Task details.
Go through the records and show each line where the word "siguiente" occurs.

(Collected data entries)
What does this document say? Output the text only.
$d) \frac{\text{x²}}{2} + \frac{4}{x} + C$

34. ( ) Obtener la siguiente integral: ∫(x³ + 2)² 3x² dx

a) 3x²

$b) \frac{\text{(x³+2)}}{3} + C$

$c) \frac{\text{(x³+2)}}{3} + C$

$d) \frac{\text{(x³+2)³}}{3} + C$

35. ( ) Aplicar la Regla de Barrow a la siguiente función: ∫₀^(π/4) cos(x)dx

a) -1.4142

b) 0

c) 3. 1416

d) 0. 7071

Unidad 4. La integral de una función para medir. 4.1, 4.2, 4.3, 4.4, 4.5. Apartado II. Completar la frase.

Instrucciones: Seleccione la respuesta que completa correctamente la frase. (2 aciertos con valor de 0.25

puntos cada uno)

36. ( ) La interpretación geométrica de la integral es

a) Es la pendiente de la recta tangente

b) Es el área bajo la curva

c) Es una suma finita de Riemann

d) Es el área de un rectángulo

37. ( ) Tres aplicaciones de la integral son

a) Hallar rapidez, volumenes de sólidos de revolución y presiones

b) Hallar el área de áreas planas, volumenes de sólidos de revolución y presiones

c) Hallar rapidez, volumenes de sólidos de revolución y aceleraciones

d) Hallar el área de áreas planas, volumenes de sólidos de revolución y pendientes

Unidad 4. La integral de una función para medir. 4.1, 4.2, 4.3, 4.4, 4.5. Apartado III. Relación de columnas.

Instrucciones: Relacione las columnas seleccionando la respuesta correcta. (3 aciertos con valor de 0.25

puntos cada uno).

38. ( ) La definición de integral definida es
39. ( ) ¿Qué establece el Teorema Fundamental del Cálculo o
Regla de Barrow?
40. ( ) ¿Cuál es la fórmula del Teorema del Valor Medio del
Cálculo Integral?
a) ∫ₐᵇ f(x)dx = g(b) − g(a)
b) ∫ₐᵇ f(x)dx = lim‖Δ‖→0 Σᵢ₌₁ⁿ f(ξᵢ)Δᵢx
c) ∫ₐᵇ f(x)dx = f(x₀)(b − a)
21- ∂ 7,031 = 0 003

Written reply.
34. ( ) Obtener la siguiente integral: ∫(x³ + 2)² 3x² dx
35. ( ) Aplicar la Regla de Barrow a la siguiente función: ∫₀^(π/4) cos(x)dx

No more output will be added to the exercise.